§ **Task goal**: Output every entry exactly, from the first line to the last.

[Figure collection entries]
--------

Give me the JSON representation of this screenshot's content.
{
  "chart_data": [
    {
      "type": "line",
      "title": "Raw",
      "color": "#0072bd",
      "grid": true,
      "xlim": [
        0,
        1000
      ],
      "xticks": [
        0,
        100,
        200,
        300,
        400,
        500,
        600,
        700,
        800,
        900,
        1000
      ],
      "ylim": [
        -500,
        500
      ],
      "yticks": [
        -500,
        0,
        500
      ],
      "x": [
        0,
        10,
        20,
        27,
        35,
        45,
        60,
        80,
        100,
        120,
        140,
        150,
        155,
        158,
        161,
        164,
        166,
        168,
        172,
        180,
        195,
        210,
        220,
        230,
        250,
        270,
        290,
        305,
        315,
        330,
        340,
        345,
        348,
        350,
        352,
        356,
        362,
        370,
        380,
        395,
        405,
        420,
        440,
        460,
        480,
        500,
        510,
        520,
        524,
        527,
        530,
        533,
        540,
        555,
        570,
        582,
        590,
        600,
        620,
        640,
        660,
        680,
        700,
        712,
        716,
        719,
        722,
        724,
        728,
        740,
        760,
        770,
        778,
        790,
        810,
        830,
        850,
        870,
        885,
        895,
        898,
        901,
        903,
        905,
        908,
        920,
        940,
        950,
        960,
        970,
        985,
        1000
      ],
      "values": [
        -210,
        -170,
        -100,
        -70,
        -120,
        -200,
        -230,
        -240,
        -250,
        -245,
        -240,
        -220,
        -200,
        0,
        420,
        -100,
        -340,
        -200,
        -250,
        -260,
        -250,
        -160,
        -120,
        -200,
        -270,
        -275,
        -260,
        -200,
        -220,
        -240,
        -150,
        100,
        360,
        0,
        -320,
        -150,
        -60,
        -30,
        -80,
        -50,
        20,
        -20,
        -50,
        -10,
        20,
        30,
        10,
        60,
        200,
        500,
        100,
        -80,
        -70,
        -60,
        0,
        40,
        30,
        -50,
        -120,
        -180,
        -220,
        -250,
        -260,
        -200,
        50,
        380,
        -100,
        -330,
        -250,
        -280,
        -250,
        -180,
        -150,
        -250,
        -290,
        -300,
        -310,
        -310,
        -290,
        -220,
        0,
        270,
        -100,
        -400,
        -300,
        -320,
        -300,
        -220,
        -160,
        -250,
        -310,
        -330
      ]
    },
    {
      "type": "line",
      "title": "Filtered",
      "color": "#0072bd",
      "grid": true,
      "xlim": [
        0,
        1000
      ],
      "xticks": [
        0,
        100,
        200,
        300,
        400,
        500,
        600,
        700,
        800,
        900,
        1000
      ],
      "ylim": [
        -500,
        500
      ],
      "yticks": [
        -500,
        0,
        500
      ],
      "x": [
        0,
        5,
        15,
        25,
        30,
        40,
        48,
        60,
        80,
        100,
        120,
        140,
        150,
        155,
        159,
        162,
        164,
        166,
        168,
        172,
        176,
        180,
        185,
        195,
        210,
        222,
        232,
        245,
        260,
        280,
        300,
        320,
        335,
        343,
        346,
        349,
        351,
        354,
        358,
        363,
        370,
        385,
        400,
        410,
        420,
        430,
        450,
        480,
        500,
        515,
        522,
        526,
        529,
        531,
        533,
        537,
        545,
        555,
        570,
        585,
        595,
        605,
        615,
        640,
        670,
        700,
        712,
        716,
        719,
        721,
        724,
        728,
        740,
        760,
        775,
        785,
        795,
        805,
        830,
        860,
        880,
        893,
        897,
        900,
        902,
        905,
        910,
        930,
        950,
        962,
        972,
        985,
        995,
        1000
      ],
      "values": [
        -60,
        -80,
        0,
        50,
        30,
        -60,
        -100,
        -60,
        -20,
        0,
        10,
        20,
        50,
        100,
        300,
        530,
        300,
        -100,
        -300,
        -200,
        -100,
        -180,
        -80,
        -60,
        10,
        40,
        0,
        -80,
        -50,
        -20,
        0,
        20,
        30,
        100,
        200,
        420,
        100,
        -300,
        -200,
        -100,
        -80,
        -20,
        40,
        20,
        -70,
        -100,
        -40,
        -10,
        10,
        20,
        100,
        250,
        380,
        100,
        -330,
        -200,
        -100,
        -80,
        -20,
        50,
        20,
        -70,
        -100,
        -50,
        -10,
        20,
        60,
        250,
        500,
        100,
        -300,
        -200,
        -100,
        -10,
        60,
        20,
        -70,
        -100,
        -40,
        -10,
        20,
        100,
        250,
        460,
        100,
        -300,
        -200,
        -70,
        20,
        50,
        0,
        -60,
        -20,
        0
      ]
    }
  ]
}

--------

§ **Answer to this problem**:
Give me the JSON representation of this screenshot's content.
{
  "chart_data": [
    {
      "type": "line",
      "title": "Raw",
      "color": "#0072bd",
      "grid": true,
      "xlim": [
        0,
        1000
      ],
      "xticks": [
        0,
        100,
        200,
        300,
        400,
        500,
        600,
        700,
        800,
        900,
        1000
      ],
      "ylim": [
        -500,
        500
      ],
      "yticks": [
        -500,
        0,
        500
      ],
      "x": [
        0,
        10,
        20,
        27,
        35,
        45,
        60,
        80,
        100,
        120,
        140,
        150,
        155,
        158,
        161,
        164,
        166,
        168,
        172,
        180,
        195,
        210,
        220,
        230,
        250,
        270,
        290,
        305,
        315,
        330,
        340,
        345,
        348,
        350,
        352,
        356,
        362,
        370,
        380,
        395,
        405,
        420,
        440,
        460,
        480,
        500,
        510,
        520,
        524,
        527,
        530,
        533,
        540,
        555,
        570,
        582,
        590,
        600,
        620,
        640,
        660,
        680,
        700,
        712,
        716,
        719,
        722,
        724,
        728,
        740,
        760,
        770,
        778,
        790,
        810,
        830,
        850,
        870,
        885,
        895,
        898,
        901,
        903,
        905,
        908,
        920,
        940,
        950,
        960,
        970,
        985,
        1000
      ],
      "values": [
        -210,
        -170,
        -100,
        -70,
        -120,
        -200,
        -230,
        -240,
        -250,
        -245,
        -240,
        -220,
        -200,
        0,
        420,
        -100,
        -340,
        -200,
        -250,
        -260,
        -250,
        -160,
        -120,
        -200,
        -270,
        -275,
        -260,
        -200,
        -220,
        -240,
        -150,
        100,
        360,
        0,
        -320,
        -150,
        -60,
        -30,
        -80,
        -50,
        20,
        -20,
        -50,
        -10,
        20,
        30,
        10,
        60,
        200,
        500,
        100,
        -80,
        -70,
        -60,
        0,
        40,
        30,
        -50,
        -120,
        -180,
        -220,
        -250,
        -260,
        -200,
        50,
        380,
        -100,
        -330,
        -250,
        -280,
        -250,
        -180,
        -150,
        -250,
        -290,
        -300,
        -310,
        -310,
        -290,
        -220,
        0,
        270,
        -100,
        -400,
        -300,
        -320,
        -300,
        -220,
        -160,
        -250,
        -310,
        -330
      ]
    },
    {
      "type": "line",
      "title": "Filtered",
      "color": "#0072bd",
      "grid": true,
      "xlim": [
        0,
        1000
      ],
      "xticks": [
        0,
        100,
        200,
        300,
        400,
        500,
        600,
        700,
        800,
        900,
        1000
      ],
      "ylim": [
        -500,
        500
      ],
      "yticks": [
        -500,
        0,
        500
      ],
      "x": [
        0,
        5,
        15,
        25,
        30,
        40,
        48,
        60,
        80,
        100,
        120,
        140,
        150,
        155,
        159,
        162,
        164,
        166,
        168,
        172,
        176,
        180,
        185,
        195,
        210,
        222,
        232,
        245,
        260,
        280,
        300,
        320,
        335,
        343,
        346,
        349,
        351,
        354,
        358,
        363,
        370,
        385,
        400,
        410,
        420,
        430,
        450,
        480,
        500,
        515,
        522,
        526,
        529,
        531,
        533,
        537,
        545,
        555,
        570,
        585,
        595,
        605,
        615,
        640,
        670,
        700,
        712,
        716,
        719,
        721,
        724,
        728,
        740,
        760,
        775,
        785,
        795,
        805,
        830,
        860,
        880,
        893,
        897,
        900,
        902,
        905,
        910,
        930,
        950,
        962,
        972,
        985,
        995,
        1000
      ],
      "values": [
        -60,
        -80,
        0,
        50,
        30,
        -60,
        -100,
        -60,
        -20,
        0,
        10,
        20,
        50,
        100,
        300,
        530,
        300,
        -100,
        -300,
        -200,
        -100,
        -180,
        -80,
        -60,
        10,
        40,
        0,
        -80,
        -50,
        -20,
        0,
        20,
        30,
        100,
        200,
        420,
        100,
        -300,
        -200,
        -100,
        -80,
        -20,
        40,
        20,
        -70,
        -100,
        -40,
        -10,
        10,
        20,
        100,
        250,
        380,
        100,
        -330,
        -200,
        -100,
        -80,
        -20,
        50,
        20,
        -70,
        -100,
        -50,
        -10,
        20,
        60,
        250,
        500,
        100,
        -300,
        -200,
        -100,
        -10,
        60,
        20,
        -70,
        -100,
        -40,
        -10,
        20,
        100,
        250,
        460,
        100,
        -300,
        -200,
        -70,
        20,
        50,
        0,
        -60,
        -20,
        0
      ]
    }
  ]
}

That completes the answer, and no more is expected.